* [WORK TO COMPLETE]
Would you copy out the whole listing exactly as given?

* [EXTRACTED MATERIAL]
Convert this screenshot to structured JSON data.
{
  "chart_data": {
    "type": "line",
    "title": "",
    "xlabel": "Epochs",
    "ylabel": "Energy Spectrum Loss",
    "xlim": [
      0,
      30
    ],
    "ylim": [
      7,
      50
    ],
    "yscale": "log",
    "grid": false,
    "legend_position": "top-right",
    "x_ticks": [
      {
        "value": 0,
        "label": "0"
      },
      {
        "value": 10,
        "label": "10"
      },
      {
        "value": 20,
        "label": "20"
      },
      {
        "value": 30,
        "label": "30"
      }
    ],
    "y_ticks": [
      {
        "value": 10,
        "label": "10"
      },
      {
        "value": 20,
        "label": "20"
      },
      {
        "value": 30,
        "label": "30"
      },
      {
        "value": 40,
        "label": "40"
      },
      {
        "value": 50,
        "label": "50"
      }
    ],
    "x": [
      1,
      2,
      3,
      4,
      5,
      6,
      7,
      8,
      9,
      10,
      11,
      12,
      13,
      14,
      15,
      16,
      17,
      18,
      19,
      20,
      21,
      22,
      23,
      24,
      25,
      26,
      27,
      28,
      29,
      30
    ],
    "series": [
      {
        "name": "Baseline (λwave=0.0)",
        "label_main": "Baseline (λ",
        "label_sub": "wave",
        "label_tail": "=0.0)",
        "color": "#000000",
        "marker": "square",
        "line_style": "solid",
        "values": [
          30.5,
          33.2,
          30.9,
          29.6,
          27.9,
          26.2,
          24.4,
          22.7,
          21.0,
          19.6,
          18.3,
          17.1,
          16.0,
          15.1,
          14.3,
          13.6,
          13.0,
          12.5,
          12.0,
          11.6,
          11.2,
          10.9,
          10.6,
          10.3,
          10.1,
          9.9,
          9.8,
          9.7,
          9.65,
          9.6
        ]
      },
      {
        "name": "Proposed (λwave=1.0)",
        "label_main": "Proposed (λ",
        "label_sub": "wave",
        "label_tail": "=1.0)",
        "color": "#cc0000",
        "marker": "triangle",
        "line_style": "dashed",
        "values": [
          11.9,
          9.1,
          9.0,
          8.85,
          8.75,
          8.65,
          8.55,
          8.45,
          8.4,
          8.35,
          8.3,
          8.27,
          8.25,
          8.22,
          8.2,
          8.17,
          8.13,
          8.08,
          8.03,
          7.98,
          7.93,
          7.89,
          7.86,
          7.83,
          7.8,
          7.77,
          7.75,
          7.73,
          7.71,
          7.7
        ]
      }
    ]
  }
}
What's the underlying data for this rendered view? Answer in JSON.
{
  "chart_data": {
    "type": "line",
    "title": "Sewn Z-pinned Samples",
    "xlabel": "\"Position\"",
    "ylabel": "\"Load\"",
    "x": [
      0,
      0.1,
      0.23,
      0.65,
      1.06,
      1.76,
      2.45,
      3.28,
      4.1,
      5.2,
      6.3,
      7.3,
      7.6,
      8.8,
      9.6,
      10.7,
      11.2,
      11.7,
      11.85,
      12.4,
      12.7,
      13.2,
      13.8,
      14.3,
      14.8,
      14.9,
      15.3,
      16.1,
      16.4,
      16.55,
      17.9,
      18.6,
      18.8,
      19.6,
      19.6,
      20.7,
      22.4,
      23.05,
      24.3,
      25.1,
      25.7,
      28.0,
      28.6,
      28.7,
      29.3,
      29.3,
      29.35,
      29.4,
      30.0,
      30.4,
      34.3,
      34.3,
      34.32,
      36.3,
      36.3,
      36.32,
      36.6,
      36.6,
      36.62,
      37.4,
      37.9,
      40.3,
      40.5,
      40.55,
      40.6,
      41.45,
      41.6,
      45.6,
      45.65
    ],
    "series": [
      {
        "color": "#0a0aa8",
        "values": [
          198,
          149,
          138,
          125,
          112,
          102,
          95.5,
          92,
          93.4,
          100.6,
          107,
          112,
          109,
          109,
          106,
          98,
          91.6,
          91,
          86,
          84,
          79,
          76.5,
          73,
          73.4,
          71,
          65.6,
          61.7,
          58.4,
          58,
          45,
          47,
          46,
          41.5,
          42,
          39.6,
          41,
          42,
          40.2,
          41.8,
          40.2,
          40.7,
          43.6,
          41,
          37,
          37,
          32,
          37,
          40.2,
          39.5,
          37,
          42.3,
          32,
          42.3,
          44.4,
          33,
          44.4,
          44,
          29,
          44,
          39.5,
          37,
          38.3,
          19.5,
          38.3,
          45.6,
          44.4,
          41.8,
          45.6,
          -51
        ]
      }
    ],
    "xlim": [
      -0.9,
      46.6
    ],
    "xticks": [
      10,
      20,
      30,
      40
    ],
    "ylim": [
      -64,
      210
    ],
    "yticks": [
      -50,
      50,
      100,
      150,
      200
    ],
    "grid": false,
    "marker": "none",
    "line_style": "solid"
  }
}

* [EXPECTED ANSWER]
Convert this screenshot to structured JSON data.
{
  "chart_data": {
    "type": "line",
    "title": "",
    "xlabel": "Epochs",
    "ylabel": "Energy Spectrum Loss",
    "xlim": [
      0,
      30
    ],
    "ylim": [
      7,
      50
    ],
    "yscale": "log",
    "grid": false,
    "legend_position": "top-right",
    "x_ticks": [
      {
        "value": 0,
        "label": "0"
      },
      {
        "value": 10,
        "label": "10"
      },
      {
        "value": 20,
        "label": "20"
      },
      {
        "value": 30,
        "label": "30"
      }
    ],
    "y_ticks": [
      {
        "value": 10,
        "label": "10"
      },
      {
        "value": 20,
        "label": "20"
      },
      {
        "value": 30,
        "label": "30"
      },
      {
        "value": 40,
        "label": "40"
      },
      {
        "value": 50,
        "label": "50"
      }
    ],
    "x": [
      1,
      2,
      3,
      4,
      5,
      6,
      7,
      8,
      9,
      10,
      11,
      12,
      13,
      14,
      15,
      16,
      17,
      18,
      19,
      20,
      21,
      22,
      23,
      24,
      25,
      26,
      27,
      28,
      29,
      30
    ],
    "series": [
      {
        "name": "Baseline (λwave=0.0)",
        "label_main": "Baseline (λ",
        "label_sub": "wave",
        "label_tail": "=0.0)",
        "color": "#000000",
        "marker": "square",
        "line_style": "solid",
        "values": [
          30.5,
          33.2,
          30.9,
          29.6,
          27.9,
          26.2,
          24.4,
          22.7,
          21.0,
          19.6,
          18.3,
          17.1,
          16.0,
          15.1,
          14.3,
          13.6,
          13.0,
          12.5,
          12.0,
          11.6,
          11.2,
          10.9,
          10.6,
          10.3,
          10.1,
          9.9,
          9.8,
          9.7,
          9.65,
          9.6
        ]
      },
      {
        "name": "Proposed (λwave=1.0)",
        "label_main": "Proposed (λ",
        "label_sub": "wave",
        "label_tail": "=1.0)",
        "color": "#cc0000",
        "marker": "triangle",
        "line_style": "dashed",
        "values": [
          11.9,
          9.1,
          9.0,
          8.85,
          8.75,
          8.65,
          8.55,
          8.45,
          8.4,
          8.35,
          8.3,
          8.27,
          8.25,
          8.22,
          8.2,
          8.17,
          8.13,
          8.08,
          8.03,
          7.98,
          7.93,
          7.89,
          7.86,
          7.83,
          7.8,
          7.77,
          7.75,
          7.73,
          7.71,
          7.7
        ]
      }
    ]
  }
}
What's the underlying data for this rendered view? Answer in JSON.
{
  "chart_data": {
    "type": "line",
    "title": "Sewn Z-pinned Samples",
    "xlabel": "\"Position\"",
    "ylabel": "\"Load\"",
    "x": [
      0,
      0.1,
      0.23,
      0.65,
      1.06,
      1.76,
      2.45,
      3.28,
      4.1,
      5.2,
      6.3,
      7.3,
      7.6,
      8.8,
      9.6,
      10.7,
      11.2,
      11.7,
      11.85,
      12.4,
      12.7,
      13.2,
      13.8,
      14.3,
      14.8,
      14.9,
      15.3,
      16.1,
      16.4,
      16.55,
      17.9,
      18.6,
      18.8,
      19.6,
      19.6,
      20.7,
      22.4,
      23.05,
      24.3,
      25.1,
      25.7,
      28.0,
      28.6,
      28.7,
      29.3,
      29.3,
      29.35,
      29.4,
      30.0,
      30.4,
      34.3,
      34.3,
      34.32,
      36.3,
      36.3,
      36.32,
      36.6,
      36.6,
      36.62,
      37.4,
      37.9,
      40.3,
      40.5,
      40.55,
      40.6,
      41.45,
      41.6,
      45.6,
      45.65
    ],
    "series": [
      {
        "color": "#0a0aa8",
        "values": [
          198,
          149,
          138,
          125,
          112,
          102,
          95.5,
          92,
          93.4,
          100.6,
          107,
          112,
          109,
          109,
          106,
          98,
          91.6,
          91,
          86,
          84,
          79,
          76.5,
          73,
          73.4,
          71,
          65.6,
          61.7,
          58.4,
          58,
          45,
          47,
          46,
          41.5,
          42,
          39.6,
          41,
          42,
          40.2,
          41.8,
          40.2,
          40.7,
          43.6,
          41,
          37,
          37,
          32,
          37,
          40.2,
          39.5,
          37,
          42.3,
          32,
          42.3,
          44.4,
          33,
          44.4,
          44,
          29,
          44,
          39.5,
          37,
          38.3,
          19.5,
          38.3,
          45.6,
          44.4,
          41.8,
          45.6,
          -51
        ]
      }
    ],
    "xlim": [
      -0.9,
      46.6
    ],
    "xticks": [
      10,
      20,
      30,
      40
    ],
    "ylim": [
      -64,
      210
    ],
    "yticks": [
      -50,
      50,
      100,
      150,
      200
    ],
    "grid": false,
    "marker": "none",
    "line_style": "solid"
  }
}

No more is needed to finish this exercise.